Requirements: Repeat, exactly and in full, the lines of the listing below, but without any pictures.

Records provided:
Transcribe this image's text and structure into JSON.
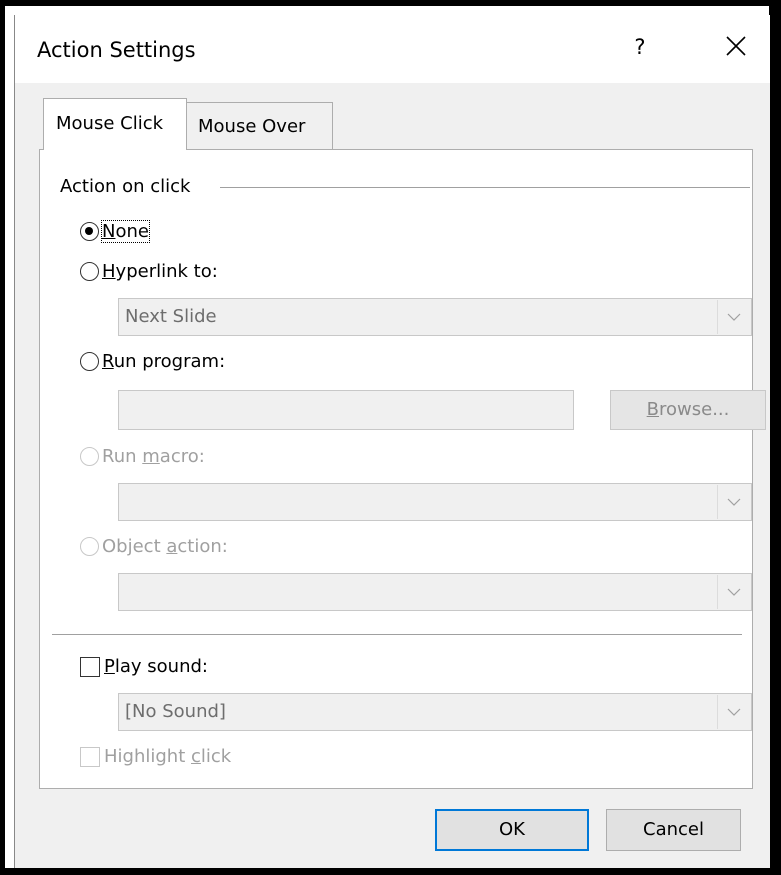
{
  "window": {
    "title": "Action Settings",
    "help_label": "?",
    "close_icon": "close-icon"
  },
  "tabs": [
    {
      "label": "Mouse Click",
      "active": true
    },
    {
      "label": "Mouse Over",
      "active": false
    }
  ],
  "action_group": {
    "label": "Action on click",
    "options": {
      "none": {
        "pre": "",
        "accel": "N",
        "post": "one",
        "checked": true,
        "enabled": true
      },
      "hyperlink": {
        "pre": "",
        "accel": "H",
        "post": "yperlink to:",
        "checked": false,
        "enabled": true
      },
      "run_program": {
        "pre": "",
        "accel": "R",
        "post": "un program:",
        "checked": false,
        "enabled": true
      },
      "run_macro": {
        "pre": "Run ",
        "accel": "m",
        "post": "acro:",
        "checked": false,
        "enabled": false
      },
      "object_action": {
        "pre": "Object ",
        "accel": "a",
        "post": "ction:",
        "checked": false,
        "enabled": false
      }
    },
    "hyperlink_value": "Next Slide",
    "program_value": "",
    "browse_button": {
      "pre": "",
      "accel": "B",
      "post": "rowse..."
    },
    "macro_value": "",
    "object_action_value": ""
  },
  "sound": {
    "play_sound": {
      "pre": "",
      "accel": "P",
      "post": "lay sound:",
      "checked": false
    },
    "sound_value": "[No Sound]",
    "highlight_click": {
      "pre": "Highlight ",
      "accel": "c",
      "post": "lick",
      "checked": false,
      "enabled": false
    }
  },
  "buttons": {
    "ok": "OK",
    "cancel": "Cancel"
  },
  "colors": {
    "accent": "#0078d7",
    "disabled_text": "#a0a0a0",
    "dialog_bg": "#f0f0f0"
  }
}
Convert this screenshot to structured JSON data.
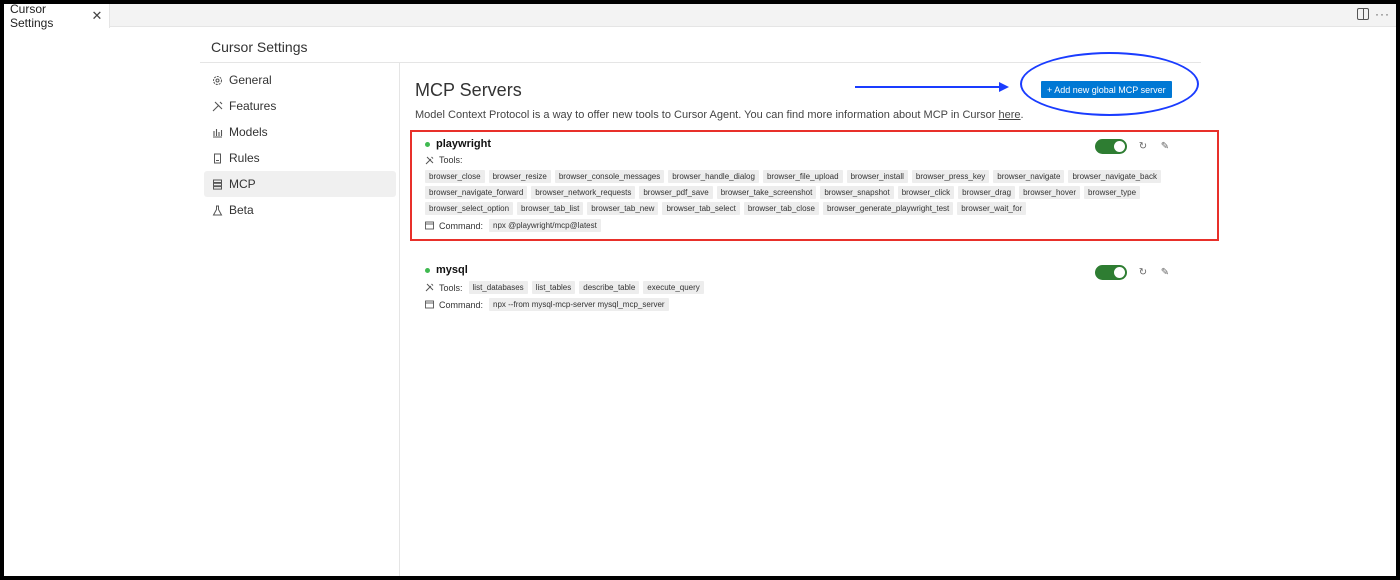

Full solution:
Transcribe this image's text and structure into JSON.
{
  "window": {
    "title": "Action Settings",
    "help_label": "?",
    "close_icon": "close-icon"
  },
  "tabs": [
    {
      "label": "Mouse Click",
      "active": true
    },
    {
      "label": "Mouse Over",
      "active": false
    }
  ],
  "action_group": {
    "label": "Action on click",
    "options": {
      "none": {
        "pre": "",
        "accel": "N",
        "post": "one",
        "checked": true,
        "enabled": true
      },
      "hyperlink": {
        "pre": "",
        "accel": "H",
        "post": "yperlink to:",
        "checked": false,
        "enabled": true
      },
      "run_program": {
        "pre": "",
        "accel": "R",
        "post": "un program:",
        "checked": false,
        "enabled": true
      },
      "run_macro": {
        "pre": "Run ",
        "accel": "m",
        "post": "acro:",
        "checked": false,
        "enabled": false
      },
      "object_action": {
        "pre": "Object ",
        "accel": "a",
        "post": "ction:",
        "checked": false,
        "enabled": false
      }
    },
    "hyperlink_value": "Next Slide",
    "program_value": "",
    "browse_button": {
      "pre": "",
      "accel": "B",
      "post": "rowse..."
    },
    "macro_value": "",
    "object_action_value": ""
  },
  "sound": {
    "play_sound": {
      "pre": "",
      "accel": "P",
      "post": "lay sound:",
      "checked": false
    },
    "sound_value": "[No Sound]",
    "highlight_click": {
      "pre": "Highlight ",
      "accel": "c",
      "post": "lick",
      "checked": false,
      "enabled": false
    }
  },
  "buttons": {
    "ok": "OK",
    "cancel": "Cancel"
  },
  "colors": {
    "accent": "#0078d7",
    "disabled_text": "#a0a0a0",
    "dialog_bg": "#f0f0f0"
  }
}
Convert this screenshot to structured JSON data.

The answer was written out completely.